Dataset items:

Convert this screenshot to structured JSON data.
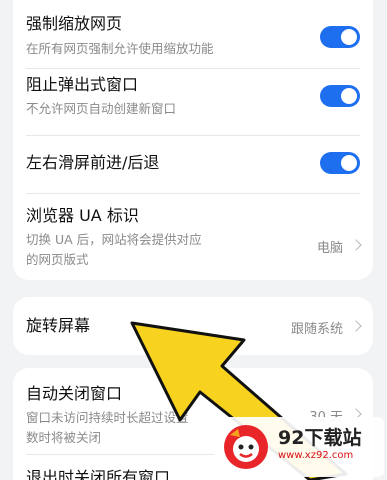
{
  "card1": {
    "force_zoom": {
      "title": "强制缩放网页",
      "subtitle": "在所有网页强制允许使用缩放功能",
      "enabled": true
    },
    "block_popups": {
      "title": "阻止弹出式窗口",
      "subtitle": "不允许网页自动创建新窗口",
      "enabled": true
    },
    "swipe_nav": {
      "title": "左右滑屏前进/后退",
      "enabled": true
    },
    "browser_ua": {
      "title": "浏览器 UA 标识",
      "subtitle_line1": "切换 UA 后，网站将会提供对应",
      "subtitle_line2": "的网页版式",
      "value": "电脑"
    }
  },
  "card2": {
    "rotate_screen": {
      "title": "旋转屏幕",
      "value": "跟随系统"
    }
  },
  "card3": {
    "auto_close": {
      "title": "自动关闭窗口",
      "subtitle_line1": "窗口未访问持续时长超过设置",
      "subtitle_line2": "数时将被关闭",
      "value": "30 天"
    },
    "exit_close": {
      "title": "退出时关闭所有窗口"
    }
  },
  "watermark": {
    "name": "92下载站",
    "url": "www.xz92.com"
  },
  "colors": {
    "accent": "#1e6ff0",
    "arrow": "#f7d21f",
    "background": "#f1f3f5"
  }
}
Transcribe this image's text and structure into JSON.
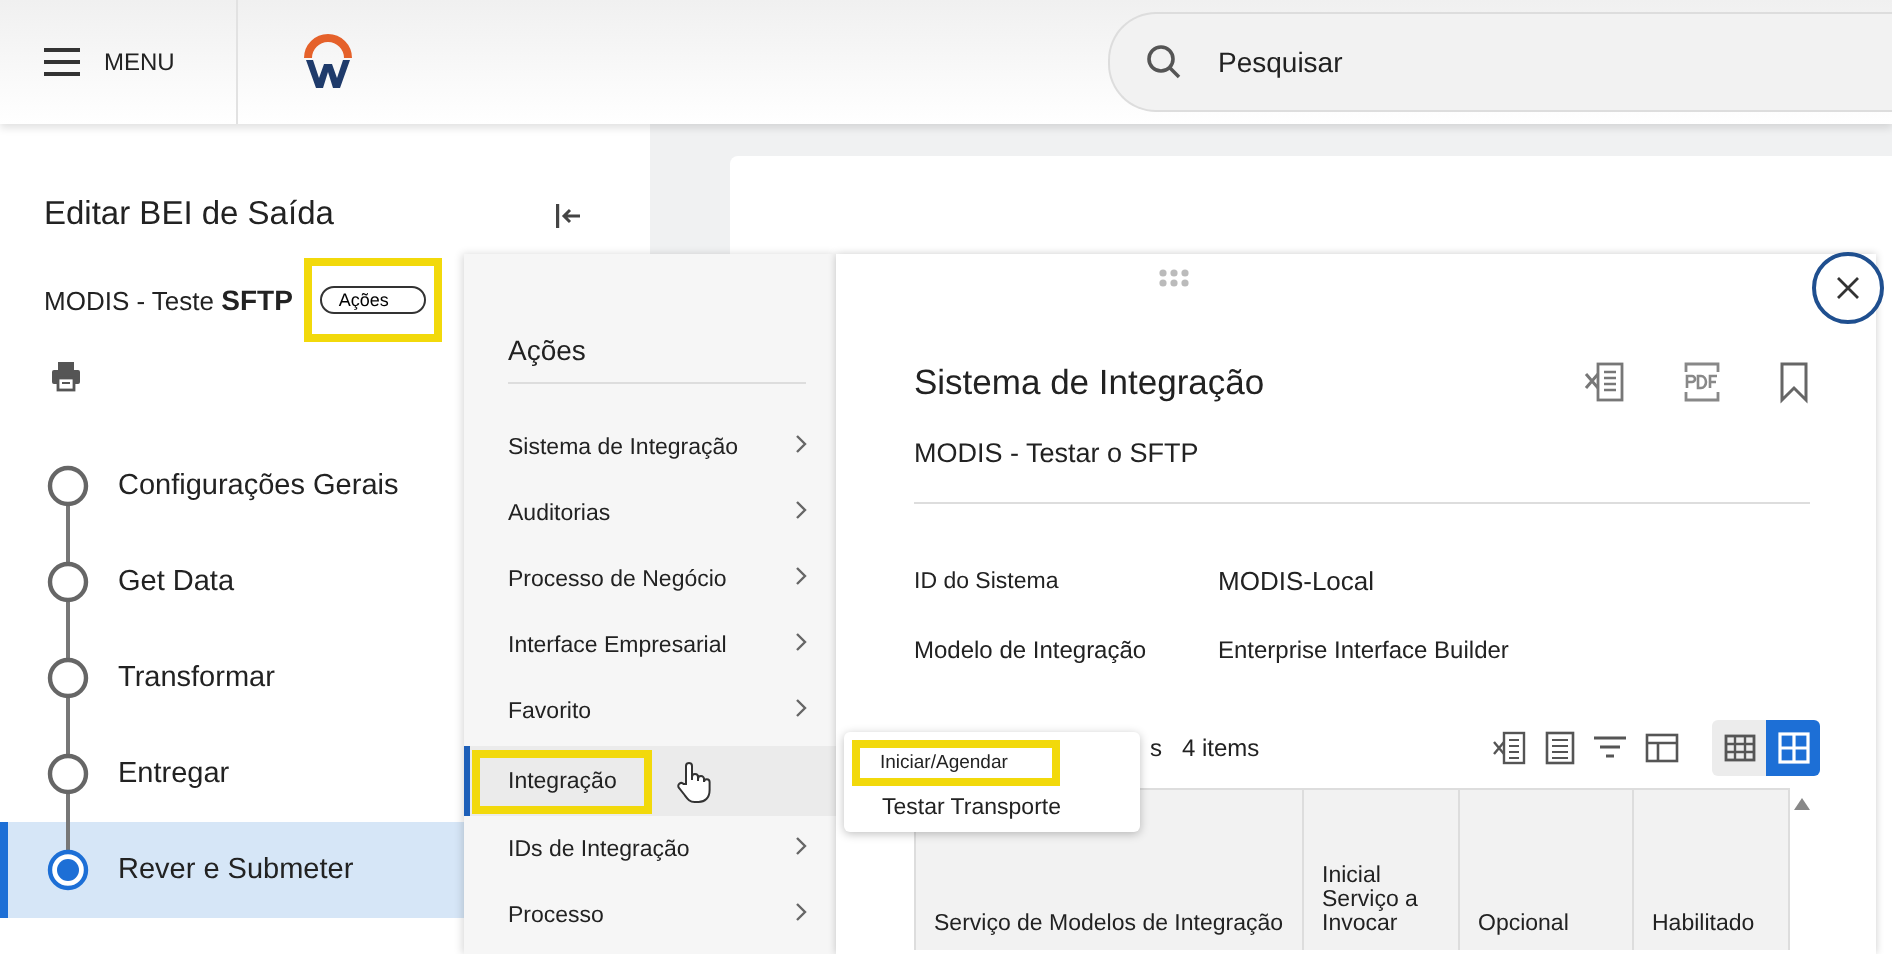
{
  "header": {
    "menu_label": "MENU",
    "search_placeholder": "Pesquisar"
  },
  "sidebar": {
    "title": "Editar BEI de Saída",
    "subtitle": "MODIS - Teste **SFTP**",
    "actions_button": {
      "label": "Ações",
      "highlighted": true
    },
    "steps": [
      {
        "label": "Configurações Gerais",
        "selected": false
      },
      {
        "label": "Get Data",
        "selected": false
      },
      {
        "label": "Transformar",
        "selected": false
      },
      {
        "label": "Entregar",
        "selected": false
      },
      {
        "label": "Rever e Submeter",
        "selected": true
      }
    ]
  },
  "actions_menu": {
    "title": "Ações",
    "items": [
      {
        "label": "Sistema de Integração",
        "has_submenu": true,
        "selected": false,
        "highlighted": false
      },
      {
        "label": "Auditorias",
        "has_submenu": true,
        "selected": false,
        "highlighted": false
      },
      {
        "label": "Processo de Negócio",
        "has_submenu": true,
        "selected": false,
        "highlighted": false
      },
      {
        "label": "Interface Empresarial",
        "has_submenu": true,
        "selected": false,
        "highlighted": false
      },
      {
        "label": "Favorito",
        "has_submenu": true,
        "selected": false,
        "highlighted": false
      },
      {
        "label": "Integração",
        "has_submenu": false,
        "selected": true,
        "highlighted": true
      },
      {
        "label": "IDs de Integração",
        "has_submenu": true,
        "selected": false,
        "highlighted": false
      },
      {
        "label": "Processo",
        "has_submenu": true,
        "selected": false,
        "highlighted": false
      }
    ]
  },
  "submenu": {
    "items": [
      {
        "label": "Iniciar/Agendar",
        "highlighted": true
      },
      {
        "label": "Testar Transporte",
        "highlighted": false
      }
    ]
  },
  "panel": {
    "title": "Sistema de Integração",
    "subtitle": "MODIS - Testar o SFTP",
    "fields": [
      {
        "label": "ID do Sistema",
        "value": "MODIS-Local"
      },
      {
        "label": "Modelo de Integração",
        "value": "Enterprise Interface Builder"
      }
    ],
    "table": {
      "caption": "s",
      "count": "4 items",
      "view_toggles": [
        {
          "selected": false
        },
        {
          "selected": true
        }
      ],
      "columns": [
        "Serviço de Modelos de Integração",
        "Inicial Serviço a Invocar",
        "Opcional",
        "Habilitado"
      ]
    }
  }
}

Short task:
In your copy of the records, include no pictures; repeat everything else exactly.

Exercise answer:
Convert this screenshot to structured JSON data.
{
  "card1": {
    "force_zoom": {
      "title": "强制缩放网页",
      "subtitle": "在所有网页强制允许使用缩放功能",
      "enabled": true
    },
    "block_popups": {
      "title": "阻止弹出式窗口",
      "subtitle": "不允许网页自动创建新窗口",
      "enabled": true
    },
    "swipe_nav": {
      "title": "左右滑屏前进/后退",
      "enabled": true
    },
    "browser_ua": {
      "title": "浏览器 UA 标识",
      "subtitle_line1": "切换 UA 后，网站将会提供对应",
      "subtitle_line2": "的网页版式",
      "value": "电脑"
    }
  },
  "card2": {
    "rotate_screen": {
      "title": "旋转屏幕",
      "value": "跟随系统"
    }
  },
  "card3": {
    "auto_close": {
      "title": "自动关闭窗口",
      "subtitle_line1": "窗口未访问持续时长超过设置",
      "subtitle_line2": "数时将被关闭",
      "value": "30 天"
    },
    "exit_close": {
      "title": "退出时关闭所有窗口"
    }
  },
  "watermark": {
    "name": "92下载站",
    "url": "www.xz92.com"
  },
  "colors": {
    "accent": "#1e6ff0",
    "arrow": "#f7d21f",
    "background": "#f1f3f5"
  }
}
Transcribe this image's text and structure into JSON.
{
  "header": {
    "menu_label": "MENU",
    "search_placeholder": "Pesquisar"
  },
  "sidebar": {
    "title": "Editar BEI de Saída",
    "subtitle": "MODIS - Teste **SFTP**",
    "actions_button": {
      "label": "Ações",
      "highlighted": true
    },
    "steps": [
      {
        "label": "Configurações Gerais",
        "selected": false
      },
      {
        "label": "Get Data",
        "selected": false
      },
      {
        "label": "Transformar",
        "selected": false
      },
      {
        "label": "Entregar",
        "selected": false
      },
      {
        "label": "Rever e Submeter",
        "selected": true
      }
    ]
  },
  "actions_menu": {
    "title": "Ações",
    "items": [
      {
        "label": "Sistema de Integração",
        "has_submenu": true,
        "selected": false,
        "highlighted": false
      },
      {
        "label": "Auditorias",
        "has_submenu": true,
        "selected": false,
        "highlighted": false
      },
      {
        "label": "Processo de Negócio",
        "has_submenu": true,
        "selected": false,
        "highlighted": false
      },
      {
        "label": "Interface Empresarial",
        "has_submenu": true,
        "selected": false,
        "highlighted": false
      },
      {
        "label": "Favorito",
        "has_submenu": true,
        "selected": false,
        "highlighted": false
      },
      {
        "label": "Integração",
        "has_submenu": false,
        "selected": true,
        "highlighted": true
      },
      {
        "label": "IDs de Integração",
        "has_submenu": true,
        "selected": false,
        "highlighted": false
      },
      {
        "label": "Processo",
        "has_submenu": true,
        "selected": false,
        "highlighted": false
      }
    ]
  },
  "submenu": {
    "items": [
      {
        "label": "Iniciar/Agendar",
        "highlighted": true
      },
      {
        "label": "Testar Transporte",
        "highlighted": false
      }
    ]
  },
  "panel": {
    "title": "Sistema de Integração",
    "subtitle": "MODIS - Testar o SFTP",
    "fields": [
      {
        "label": "ID do Sistema",
        "value": "MODIS-Local"
      },
      {
        "label": "Modelo de Integração",
        "value": "Enterprise Interface Builder"
      }
    ],
    "table": {
      "caption": "s",
      "count": "4 items",
      "view_toggles": [
        {
          "selected": false
        },
        {
          "selected": true
        }
      ],
      "columns": [
        "Serviço de Modelos de Integração",
        "Inicial Serviço a Invocar",
        "Opcional",
        "Habilitado"
      ]
    }
  }
}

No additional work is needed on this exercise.